» EXERCISE BRIEF
Find every line in the records below that holds the word "value", and copy each one.
** BEGIN RECORDS PROVIDED **
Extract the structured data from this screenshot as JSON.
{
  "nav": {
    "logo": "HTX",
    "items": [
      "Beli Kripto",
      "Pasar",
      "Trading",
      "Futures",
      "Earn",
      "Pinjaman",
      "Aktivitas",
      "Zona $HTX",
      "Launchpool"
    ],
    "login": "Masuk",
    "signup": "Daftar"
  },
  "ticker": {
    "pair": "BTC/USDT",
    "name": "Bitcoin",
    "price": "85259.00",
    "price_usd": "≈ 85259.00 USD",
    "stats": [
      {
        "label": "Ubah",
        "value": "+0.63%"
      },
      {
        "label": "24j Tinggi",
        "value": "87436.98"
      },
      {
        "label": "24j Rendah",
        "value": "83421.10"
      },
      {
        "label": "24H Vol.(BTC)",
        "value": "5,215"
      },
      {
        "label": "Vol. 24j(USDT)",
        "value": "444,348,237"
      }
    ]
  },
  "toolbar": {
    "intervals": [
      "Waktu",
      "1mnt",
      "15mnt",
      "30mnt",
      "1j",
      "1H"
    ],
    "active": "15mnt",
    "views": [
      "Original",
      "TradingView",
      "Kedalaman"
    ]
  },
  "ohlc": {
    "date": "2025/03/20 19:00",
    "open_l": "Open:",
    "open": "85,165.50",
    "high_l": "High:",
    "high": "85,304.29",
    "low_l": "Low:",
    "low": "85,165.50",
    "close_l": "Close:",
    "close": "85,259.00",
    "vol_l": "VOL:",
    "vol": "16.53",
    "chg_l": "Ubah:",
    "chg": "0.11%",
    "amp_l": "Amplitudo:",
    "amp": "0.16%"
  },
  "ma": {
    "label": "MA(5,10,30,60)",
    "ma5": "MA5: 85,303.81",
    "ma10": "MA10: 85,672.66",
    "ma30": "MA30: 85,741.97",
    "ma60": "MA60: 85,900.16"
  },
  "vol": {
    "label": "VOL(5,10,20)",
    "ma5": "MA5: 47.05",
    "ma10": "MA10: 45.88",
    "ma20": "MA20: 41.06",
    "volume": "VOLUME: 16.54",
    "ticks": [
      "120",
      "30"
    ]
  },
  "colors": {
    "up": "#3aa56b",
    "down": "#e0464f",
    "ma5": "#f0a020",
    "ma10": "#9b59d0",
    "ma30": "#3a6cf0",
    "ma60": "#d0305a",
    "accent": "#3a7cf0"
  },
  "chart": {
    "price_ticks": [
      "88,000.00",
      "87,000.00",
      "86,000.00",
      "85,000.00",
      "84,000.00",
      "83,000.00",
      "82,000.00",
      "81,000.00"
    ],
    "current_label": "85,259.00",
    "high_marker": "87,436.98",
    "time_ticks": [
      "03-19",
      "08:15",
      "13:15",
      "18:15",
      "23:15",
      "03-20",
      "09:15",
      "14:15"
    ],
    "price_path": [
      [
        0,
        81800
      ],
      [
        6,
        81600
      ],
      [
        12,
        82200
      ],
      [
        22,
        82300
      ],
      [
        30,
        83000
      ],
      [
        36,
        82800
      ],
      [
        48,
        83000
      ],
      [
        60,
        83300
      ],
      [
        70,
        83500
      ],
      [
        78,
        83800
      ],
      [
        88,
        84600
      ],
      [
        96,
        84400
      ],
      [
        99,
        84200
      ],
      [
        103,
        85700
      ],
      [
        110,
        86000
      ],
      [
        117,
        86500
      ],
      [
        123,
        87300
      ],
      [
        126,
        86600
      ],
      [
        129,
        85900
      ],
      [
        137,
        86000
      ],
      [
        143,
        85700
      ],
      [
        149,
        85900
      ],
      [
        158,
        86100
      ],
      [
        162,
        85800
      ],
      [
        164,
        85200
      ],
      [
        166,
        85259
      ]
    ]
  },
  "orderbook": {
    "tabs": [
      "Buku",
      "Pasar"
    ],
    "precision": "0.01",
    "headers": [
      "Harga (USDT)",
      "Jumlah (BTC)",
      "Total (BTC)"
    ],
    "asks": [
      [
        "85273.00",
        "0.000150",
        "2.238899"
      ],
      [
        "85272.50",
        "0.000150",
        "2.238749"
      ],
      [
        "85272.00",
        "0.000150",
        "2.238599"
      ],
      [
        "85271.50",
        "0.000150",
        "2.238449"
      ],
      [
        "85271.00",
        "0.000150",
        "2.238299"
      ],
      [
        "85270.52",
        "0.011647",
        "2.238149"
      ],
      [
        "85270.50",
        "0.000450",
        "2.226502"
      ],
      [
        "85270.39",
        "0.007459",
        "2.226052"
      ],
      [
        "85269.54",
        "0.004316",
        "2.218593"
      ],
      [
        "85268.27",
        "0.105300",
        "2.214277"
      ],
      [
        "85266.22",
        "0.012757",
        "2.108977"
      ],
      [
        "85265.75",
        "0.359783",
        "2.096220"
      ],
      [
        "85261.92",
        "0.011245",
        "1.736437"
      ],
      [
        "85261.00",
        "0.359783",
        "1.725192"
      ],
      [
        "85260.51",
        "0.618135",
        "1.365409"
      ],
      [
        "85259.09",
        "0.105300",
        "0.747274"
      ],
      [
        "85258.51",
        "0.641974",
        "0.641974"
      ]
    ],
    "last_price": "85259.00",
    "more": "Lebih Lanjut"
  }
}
** END RECORDS PROVIDED **
» RESPONSE
        "value": "+0.63%"
        "value": "87436.98"
        "value": "83421.10"
        "value": "5,215"
        "value": "444,348,237"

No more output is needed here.